>> begin Material supplied

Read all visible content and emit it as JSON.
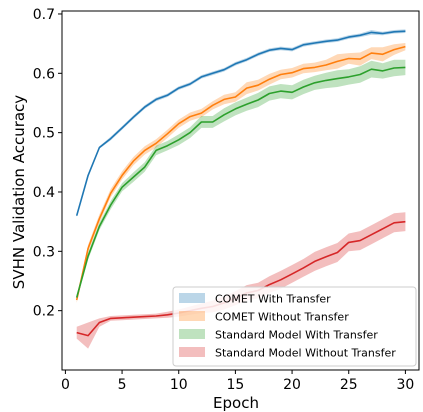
{
  "chart_data": {
    "type": "line",
    "title": "",
    "xlabel": "Epoch",
    "ylabel": "SVHN Validation Accuracy",
    "xlim": [
      -0.3,
      31.2
    ],
    "ylim": [
      0.1,
      0.705
    ],
    "xticks": [
      0,
      5,
      10,
      15,
      20,
      25,
      30
    ],
    "yticks": [
      0.2,
      0.3,
      0.4,
      0.5,
      0.6,
      0.7
    ],
    "xtick_labels": [
      "0",
      "5",
      "10",
      "15",
      "20",
      "25",
      "30"
    ],
    "ytick_labels": [
      "0.2",
      "0.3",
      "0.4",
      "0.5",
      "0.6",
      "0.7"
    ],
    "grid": false,
    "legend_position": "bottom-right",
    "x": [
      1,
      2,
      3,
      4,
      5,
      6,
      7,
      8,
      9,
      10,
      11,
      12,
      13,
      14,
      15,
      16,
      17,
      18,
      19,
      20,
      21,
      22,
      23,
      24,
      25,
      26,
      27,
      28,
      29,
      30
    ],
    "series": [
      {
        "name": "COMET With Transfer",
        "color": "#1f77b4",
        "values": [
          0.36,
          0.428,
          0.475,
          0.49,
          0.508,
          0.526,
          0.543,
          0.556,
          0.563,
          0.575,
          0.582,
          0.594,
          0.6,
          0.606,
          0.616,
          0.623,
          0.632,
          0.639,
          0.642,
          0.64,
          0.648,
          0.651,
          0.654,
          0.656,
          0.661,
          0.664,
          0.669,
          0.667,
          0.67,
          0.671
        ],
        "band": [
          0.002,
          0.002,
          0.002,
          0.003,
          0.003,
          0.003,
          0.003,
          0.003,
          0.003,
          0.003,
          0.003,
          0.003,
          0.003,
          0.003,
          0.003,
          0.003,
          0.003,
          0.003,
          0.003,
          0.003,
          0.003,
          0.003,
          0.003,
          0.003,
          0.003,
          0.003,
          0.004,
          0.003,
          0.003,
          0.003
        ]
      },
      {
        "name": "COMET Without Transfer",
        "color": "#ff7f0e",
        "values": [
          0.218,
          0.305,
          0.355,
          0.398,
          0.428,
          0.452,
          0.47,
          0.482,
          0.498,
          0.515,
          0.527,
          0.533,
          0.546,
          0.556,
          0.56,
          0.575,
          0.58,
          0.59,
          0.598,
          0.601,
          0.608,
          0.61,
          0.614,
          0.62,
          0.625,
          0.624,
          0.634,
          0.632,
          0.64,
          0.645
        ],
        "band": [
          0.005,
          0.006,
          0.007,
          0.007,
          0.007,
          0.007,
          0.007,
          0.007,
          0.007,
          0.007,
          0.007,
          0.007,
          0.007,
          0.008,
          0.008,
          0.01,
          0.009,
          0.009,
          0.008,
          0.008,
          0.008,
          0.008,
          0.009,
          0.012,
          0.009,
          0.011,
          0.01,
          0.012,
          0.009,
          0.006
        ]
      },
      {
        "name": "Standard Model With Transfer",
        "color": "#2ca02c",
        "values": [
          0.222,
          0.292,
          0.342,
          0.378,
          0.408,
          0.425,
          0.442,
          0.47,
          0.478,
          0.488,
          0.5,
          0.518,
          0.518,
          0.53,
          0.54,
          0.548,
          0.555,
          0.566,
          0.57,
          0.568,
          0.577,
          0.584,
          0.588,
          0.591,
          0.594,
          0.598,
          0.607,
          0.604,
          0.609,
          0.61
        ],
        "band": [
          0.005,
          0.006,
          0.006,
          0.007,
          0.007,
          0.008,
          0.008,
          0.008,
          0.008,
          0.009,
          0.009,
          0.01,
          0.01,
          0.011,
          0.011,
          0.011,
          0.012,
          0.012,
          0.012,
          0.012,
          0.012,
          0.012,
          0.013,
          0.014,
          0.013,
          0.014,
          0.014,
          0.013,
          0.014,
          0.013
        ]
      },
      {
        "name": "Standard Model Without Transfer",
        "color": "#d62728",
        "values": [
          0.163,
          0.158,
          0.18,
          0.187,
          0.188,
          0.189,
          0.19,
          0.191,
          0.193,
          0.196,
          0.2,
          0.204,
          0.207,
          0.213,
          0.221,
          0.23,
          0.234,
          0.244,
          0.252,
          0.262,
          0.272,
          0.283,
          0.291,
          0.298,
          0.315,
          0.318,
          0.328,
          0.338,
          0.348,
          0.35
        ],
        "band": [
          0.01,
          0.022,
          0.007,
          0.004,
          0.004,
          0.004,
          0.004,
          0.004,
          0.005,
          0.006,
          0.007,
          0.008,
          0.01,
          0.011,
          0.012,
          0.013,
          0.013,
          0.014,
          0.015,
          0.015,
          0.015,
          0.016,
          0.016,
          0.016,
          0.015,
          0.016,
          0.016,
          0.016,
          0.016,
          0.016
        ]
      }
    ]
  }
}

>> end Material supplied

What the task requires ▸ Count the lines in the records above that hold the word "Standard", and give only that number.

Correct answer ▸ 2